## Stated goal
Work through the records below and tally every line containing "name". Reply with the total alone.

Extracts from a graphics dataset
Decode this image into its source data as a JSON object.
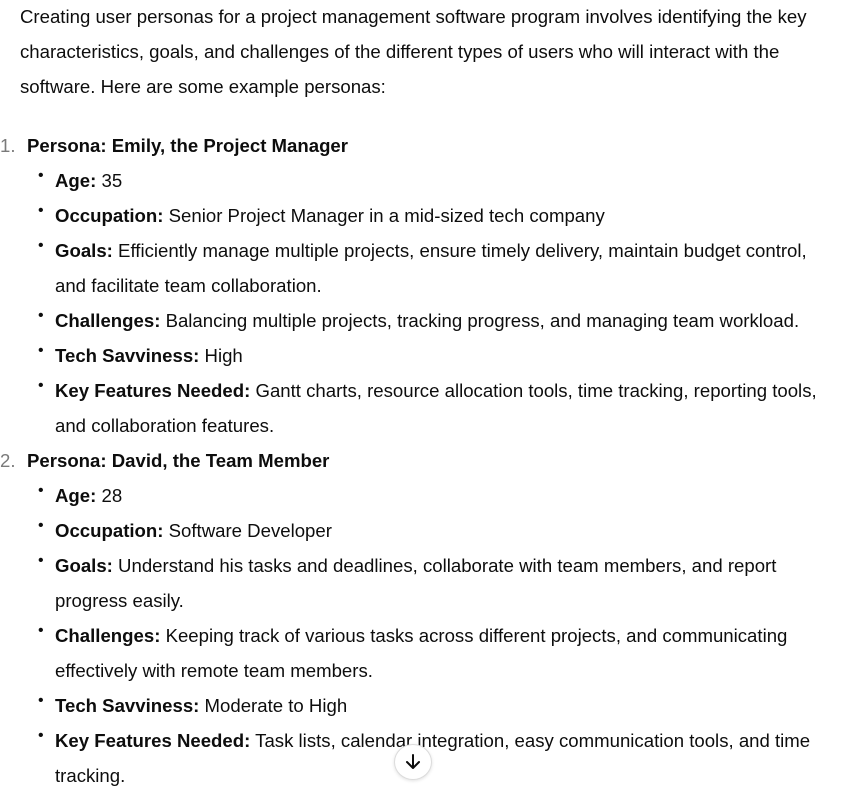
{
  "intro_lines": [
    "Creating user personas for a project management software program involves identifying the key",
    "characteristics, goals, and challenges of the different types of users who will interact with the",
    "software. Here are some example personas:"
  ],
  "personas": [
    {
      "number": "1.",
      "title": "Persona: Emily, the Project Manager",
      "attributes": [
        {
          "label": "Age:",
          "lines": [
            "35"
          ]
        },
        {
          "label": "Occupation:",
          "lines": [
            "Senior Project Manager in a mid-sized tech company"
          ]
        },
        {
          "label": "Goals:",
          "lines": [
            "Efficiently manage multiple projects, ensure timely delivery, maintain budget control,",
            "and facilitate team collaboration."
          ]
        },
        {
          "label": "Challenges:",
          "lines": [
            "Balancing multiple projects, tracking progress, and managing team workload."
          ]
        },
        {
          "label": "Tech Savviness:",
          "lines": [
            "High"
          ]
        },
        {
          "label": "Key Features Needed:",
          "lines": [
            "Gantt charts, resource allocation tools, time tracking, reporting tools,",
            "and collaboration features."
          ]
        }
      ]
    },
    {
      "number": "2.",
      "title": "Persona: David, the Team Member",
      "attributes": [
        {
          "label": "Age:",
          "lines": [
            "28"
          ]
        },
        {
          "label": "Occupation:",
          "lines": [
            "Software Developer"
          ]
        },
        {
          "label": "Goals:",
          "lines": [
            "Understand his tasks and deadlines, collaborate with team members, and report",
            "progress easily."
          ]
        },
        {
          "label": "Challenges:",
          "lines": [
            "Keeping track of various tasks across different projects, and communicating",
            "effectively with remote team members."
          ]
        },
        {
          "label": "Tech Savviness:",
          "lines": [
            "Moderate to High"
          ]
        },
        {
          "label": "Key Features Needed:",
          "lines": [
            "Task lists, calendar integration, easy communication tools, and time",
            "tracking."
          ]
        }
      ]
    }
  ],
  "scroll_button": {
    "icon": "arrow-down-icon"
  }
}
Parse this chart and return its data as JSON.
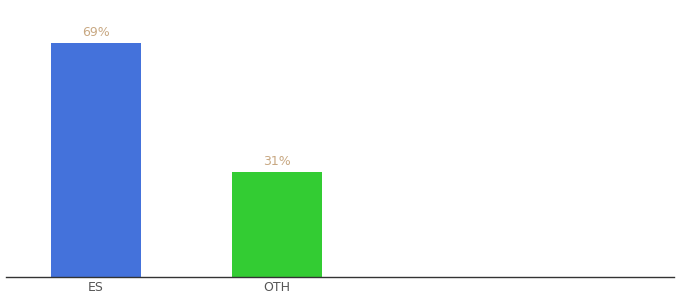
{
  "categories": [
    "ES",
    "OTH"
  ],
  "values": [
    69,
    31
  ],
  "bar_colors": [
    "#4472db",
    "#33cc33"
  ],
  "label_color": "#c8a882",
  "label_fontsize": 9,
  "xlabel_fontsize": 9,
  "xlabel_color": "#555555",
  "background_color": "#ffffff",
  "ylim": [
    0,
    80
  ],
  "bar_width": 0.5
}
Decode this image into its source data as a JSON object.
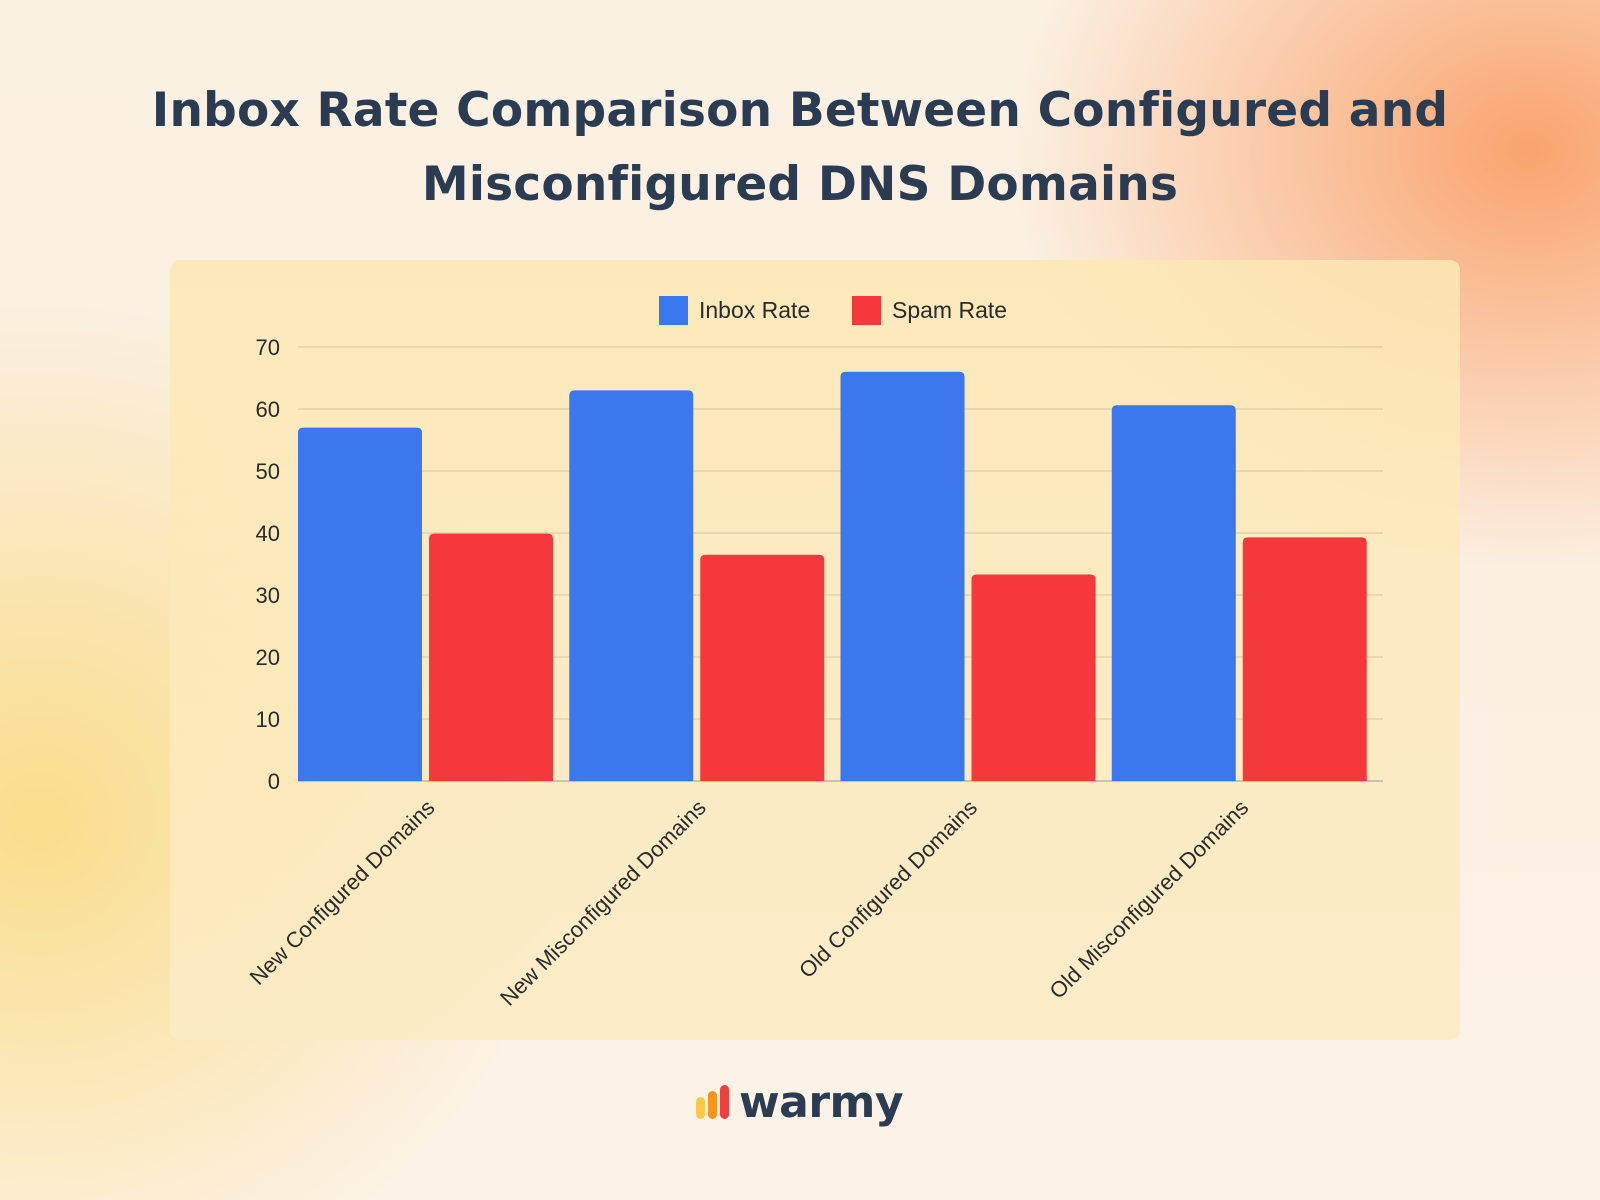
{
  "title_line1": "Inbox Rate Comparison Between Configured and",
  "title_line2": "Misconfigured DNS Domains",
  "brand": {
    "name": "warmy",
    "colors": [
      "#fbc94a",
      "#f7941d",
      "#f03e3e"
    ]
  },
  "chart_data": {
    "type": "bar",
    "categories": [
      "New Configured Domains",
      "New Misconfigured Domains",
      "Old Configured Domains",
      "Old Misconfigured Domains"
    ],
    "series": [
      {
        "name": "Inbox Rate",
        "values": [
          57,
          63,
          66,
          60.6
        ],
        "color": "#3b78ee"
      },
      {
        "name": "Spam Rate",
        "values": [
          39.9,
          36.5,
          33.3,
          39.3
        ],
        "color": "#f5383b"
      }
    ],
    "ylim": [
      0,
      70
    ],
    "yticks": [
      0,
      10,
      20,
      30,
      40,
      50,
      60,
      70
    ],
    "grid": true,
    "legend": "top-center"
  }
}
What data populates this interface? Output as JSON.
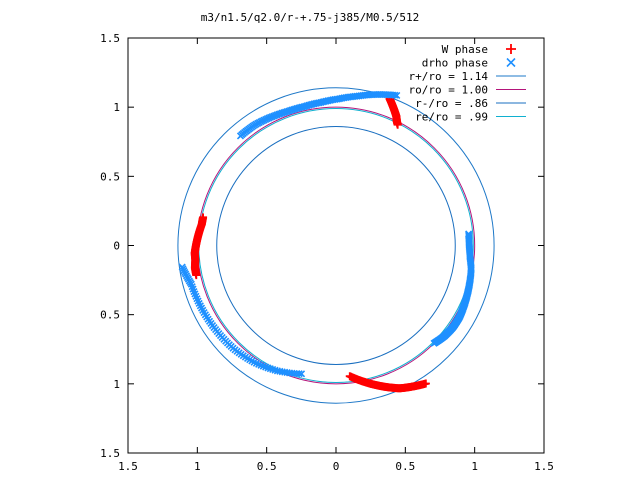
{
  "chart_data": {
    "type": "scatter",
    "title": "m3/n1.5/q2.0/r-+.75-j385/M0.5/512",
    "xlabel": "",
    "ylabel": "",
    "xlim": [
      -1.5,
      1.5
    ],
    "ylim": [
      -1.5,
      1.5
    ],
    "x_tick_values": [
      -1.5,
      -1,
      -0.5,
      0,
      0.5,
      1,
      1.5
    ],
    "x_tick_labels": [
      "1.5",
      "1",
      "0.5",
      "0",
      "0.5",
      "1",
      "1.5"
    ],
    "y_tick_values": [
      1.5,
      1,
      0.5,
      0,
      -0.5,
      -1,
      -1.5
    ],
    "y_tick_labels": [
      "1.5",
      "1",
      "0.5",
      "0",
      "0.5",
      "1",
      "1.5"
    ],
    "grid": false,
    "legend_position": "top-right",
    "colors": {
      "w_phase": "#ff0000",
      "drho_phase": "#1e90ff",
      "r_plus": "#1e78c8",
      "r_o": "#b4147a",
      "r_minus": "#1a6fc0",
      "r_e": "#10b0d0"
    },
    "series": [
      {
        "name": "W phase",
        "marker": "plus",
        "segments": [
          {
            "angles_deg": [
              168,
              171,
              174,
              177,
              180,
              183,
              186,
              189,
              192
            ],
            "radius": [
              0.98,
              0.98,
              0.99,
              1.0,
              1.01,
              1.02,
              1.02,
              1.03,
              1.03
            ]
          },
          {
            "angles_deg": [
              63,
              64,
              65,
              66,
              67,
              68,
              69,
              70
            ],
            "radius": [
              0.98,
              1.0,
              1.03,
              1.05,
              1.07,
              1.09,
              1.11,
              1.13
            ]
          },
          {
            "angles_deg": [
              -84,
              -81,
              -78,
              -75,
              -72,
              -69,
              -66,
              -63,
              -60,
              -57
            ],
            "radius": [
              0.95,
              0.98,
              1.01,
              1.04,
              1.07,
              1.1,
              1.13,
              1.15,
              1.17,
              1.19
            ]
          }
        ]
      },
      {
        "name": "drho phase",
        "marker": "cross",
        "segments": [
          {
            "angles_deg": [
              5,
              0,
              -5,
              -10,
              -15,
              -20,
              -25,
              -30,
              -35,
              -40,
              -45
            ],
            "radius": [
              0.96,
              0.96,
              0.97,
              0.99,
              1.0,
              1.01,
              1.02,
              1.03,
              1.03,
              1.02,
              1.0
            ]
          },
          {
            "angles_deg": [
              68,
              75,
              82,
              89,
              96,
              103,
              110,
              117,
              124,
              131
            ],
            "radius": [
              1.17,
              1.13,
              1.09,
              1.06,
              1.04,
              1.03,
              1.03,
              1.04,
              1.05,
              1.05
            ]
          },
          {
            "angles_deg": [
              -105,
              -115,
              -125,
              -135,
              -145,
              -155,
              -165,
              -172
            ],
            "radius": [
              0.96,
              1.0,
              1.03,
              1.05,
              1.06,
              1.07,
              1.08,
              1.12
            ]
          }
        ]
      },
      {
        "name": "r+/ro = 1.14",
        "type": "circle",
        "radius": 1.14
      },
      {
        "name": "ro/ro = 1.00",
        "type": "circle",
        "radius": 1.0
      },
      {
        "name": "r-/ro = .86",
        "type": "circle",
        "radius": 0.86
      },
      {
        "name": "re/ro = .99",
        "type": "circle",
        "radius": 0.99
      }
    ]
  }
}
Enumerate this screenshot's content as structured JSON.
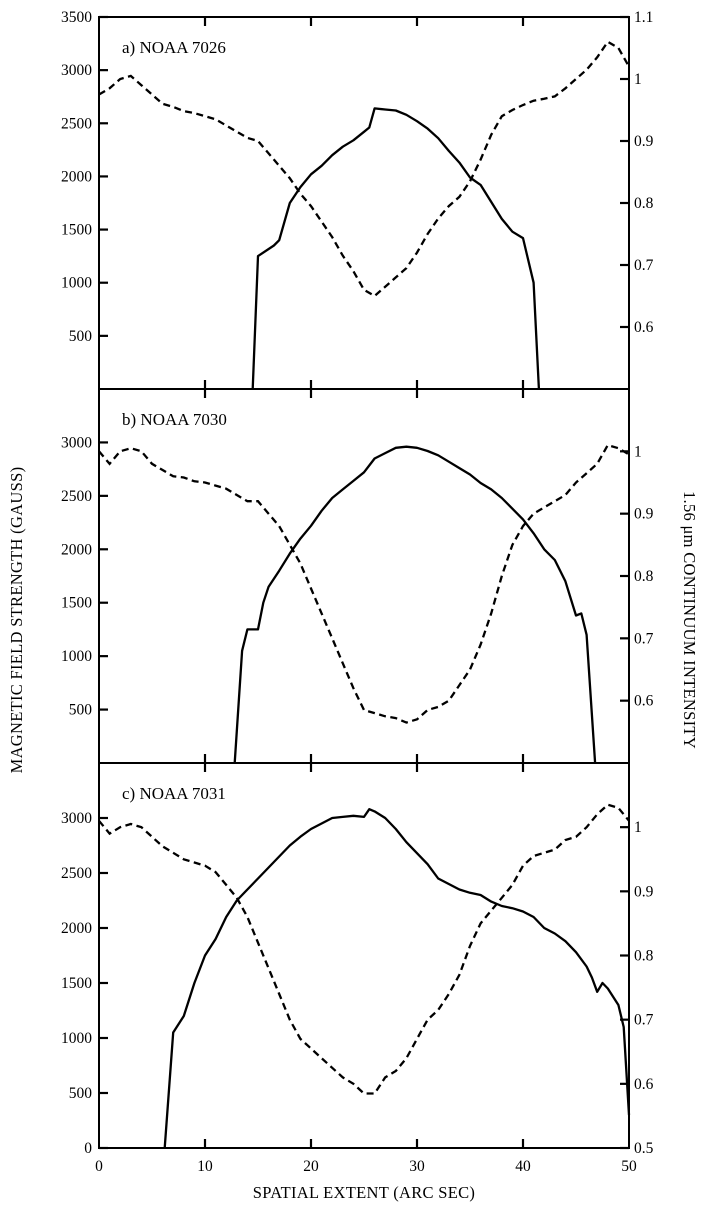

## Correct answer
9